WHAT THIS TASK INVOLVES: Omit all images. Write out the rest of the material exactly.

MATERIAL SHOWN:
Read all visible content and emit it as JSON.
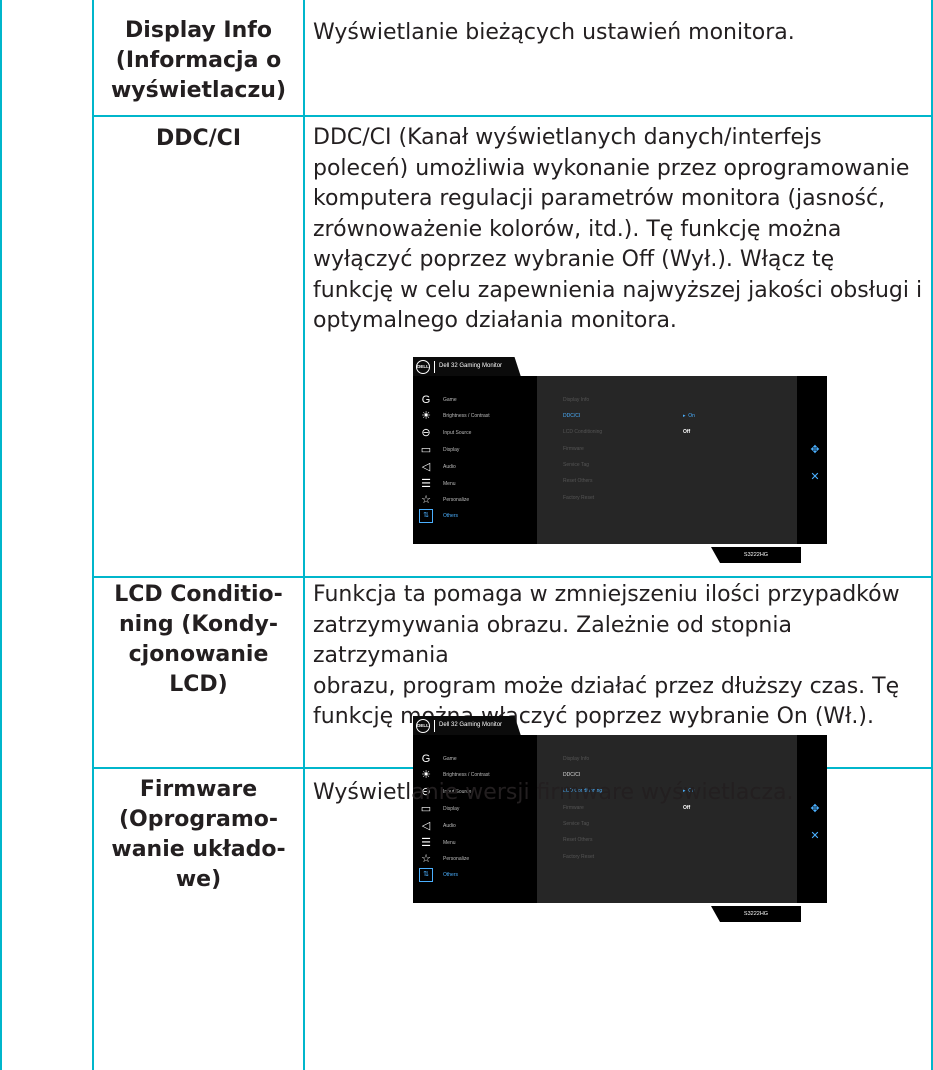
{
  "rows": [
    {
      "label_lines": [
        "Display Info",
        "(Informacja o",
        "wyświetlaczu)"
      ],
      "description_lines": [
        "Wyświetlanie bieżących ustawień monitora."
      ]
    },
    {
      "label_lines": [
        "DDC/CI"
      ],
      "description_lines": [
        "DDC/CI (Kanał wyświetlanych danych/interfejs",
        "poleceń) umożliwia wykonanie przez oprogramowanie",
        "komputera regulacji parametrów monitora (jasność,",
        "zrównoważenie kolorów, itd.). Tę funkcję można",
        "wyłączyć poprzez wybranie Off (Wył.). Włącz tę",
        "funkcję w celu zapewnienia najwyższej jakości obsługi i",
        "optymalnego działania monitora."
      ]
    },
    {
      "label_lines": [
        "LCD Conditio-",
        "ning (Kondy-",
        "cjonowanie",
        "LCD)"
      ],
      "description_lines": [
        "Funkcja ta pomaga w zmniejszeniu ilości przypadków",
        "zatrzymywania obrazu. Zależnie od stopnia zatrzymania",
        "obrazu, program może działać przez dłuższy czas. Tę",
        "funkcję można włączyć poprzez wybranie On (Wł.)."
      ]
    },
    {
      "label_lines": [
        "Firmware",
        "(Oprogramo-",
        "wanie układo-",
        "we)"
      ],
      "description_lines": [
        "Wyświetlanie wersji firmware wyświetlacza."
      ]
    }
  ],
  "osd": {
    "logo": "DELL",
    "title": "Dell 32 Gaming Monitor",
    "model": "S3222HG",
    "menu": [
      {
        "icon": "game-icon",
        "glyph": "G",
        "label": "Game"
      },
      {
        "icon": "brightness-icon",
        "glyph": "☀",
        "label": "Brightness / Contrast"
      },
      {
        "icon": "input-source-icon",
        "glyph": "⊖",
        "label": "Input Source"
      },
      {
        "icon": "display-icon",
        "glyph": "▭",
        "label": "Display"
      },
      {
        "icon": "audio-icon",
        "glyph": "◁",
        "label": "Audio"
      },
      {
        "icon": "menu-icon",
        "glyph": "☰",
        "label": "Menu"
      },
      {
        "icon": "personalize-icon",
        "glyph": "☆",
        "label": "Personalize"
      },
      {
        "icon": "others-icon",
        "glyph": "⇅",
        "label": "Others"
      }
    ],
    "submenu": [
      "Display Info",
      "DDC/CI",
      "LCD Conditioning",
      "Firmware",
      "Service Tag",
      "Reset Others",
      "Factory Reset"
    ],
    "screen1": {
      "selected_item": "DDC/CI",
      "selected_value": "On",
      "other_value": "Off"
    },
    "screen2": {
      "prev_item": "DDC/CI",
      "selected_item": "LCD Conditioning",
      "selected_value": "On",
      "other_value": "Off"
    }
  },
  "colors": {
    "rule": "#00b6cb",
    "osd_accent": "#4bb0ff"
  }
}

EXPECTED ANSWER:
Read all visible content and emit it as JSON.
{
  "rows": [
    {
      "label_lines": [
        "Display Info",
        "(Informacja o",
        "wyświetlaczu)"
      ],
      "description_lines": [
        "Wyświetlanie bieżących ustawień monitora."
      ]
    },
    {
      "label_lines": [
        "DDC/CI"
      ],
      "description_lines": [
        "DDC/CI (Kanał wyświetlanych danych/interfejs",
        "poleceń) umożliwia wykonanie przez oprogramowanie",
        "komputera regulacji parametrów monitora (jasność,",
        "zrównoważenie kolorów, itd.). Tę funkcję można",
        "wyłączyć poprzez wybranie Off (Wył.). Włącz tę",
        "funkcję w celu zapewnienia najwyższej jakości obsługi i",
        "optymalnego działania monitora."
      ]
    },
    {
      "label_lines": [
        "LCD Conditio-",
        "ning (Kondy-",
        "cjonowanie",
        "LCD)"
      ],
      "description_lines": [
        "Funkcja ta pomaga w zmniejszeniu ilości przypadków",
        "zatrzymywania obrazu. Zależnie od stopnia zatrzymania",
        "obrazu, program może działać przez dłuższy czas. Tę",
        "funkcję można włączyć poprzez wybranie On (Wł.)."
      ]
    },
    {
      "label_lines": [
        "Firmware",
        "(Oprogramo-",
        "wanie układo-",
        "we)"
      ],
      "description_lines": [
        "Wyświetlanie wersji firmware wyświetlacza."
      ]
    }
  ],
  "osd": {
    "logo": "DELL",
    "title": "Dell 32 Gaming Monitor",
    "model": "S3222HG",
    "menu": [
      {
        "icon": "game-icon",
        "glyph": "G",
        "label": "Game"
      },
      {
        "icon": "brightness-icon",
        "glyph": "☀",
        "label": "Brightness / Contrast"
      },
      {
        "icon": "input-source-icon",
        "glyph": "⊖",
        "label": "Input Source"
      },
      {
        "icon": "display-icon",
        "glyph": "▭",
        "label": "Display"
      },
      {
        "icon": "audio-icon",
        "glyph": "◁",
        "label": "Audio"
      },
      {
        "icon": "menu-icon",
        "glyph": "☰",
        "label": "Menu"
      },
      {
        "icon": "personalize-icon",
        "glyph": "☆",
        "label": "Personalize"
      },
      {
        "icon": "others-icon",
        "glyph": "⇅",
        "label": "Others"
      }
    ],
    "submenu": [
      "Display Info",
      "DDC/CI",
      "LCD Conditioning",
      "Firmware",
      "Service Tag",
      "Reset Others",
      "Factory Reset"
    ],
    "screen1": {
      "selected_item": "DDC/CI",
      "selected_value": "On",
      "other_value": "Off"
    },
    "screen2": {
      "prev_item": "DDC/CI",
      "selected_item": "LCD Conditioning",
      "selected_value": "On",
      "other_value": "Off"
    }
  },
  "colors": {
    "rule": "#00b6cb",
    "osd_accent": "#4bb0ff"
  }
}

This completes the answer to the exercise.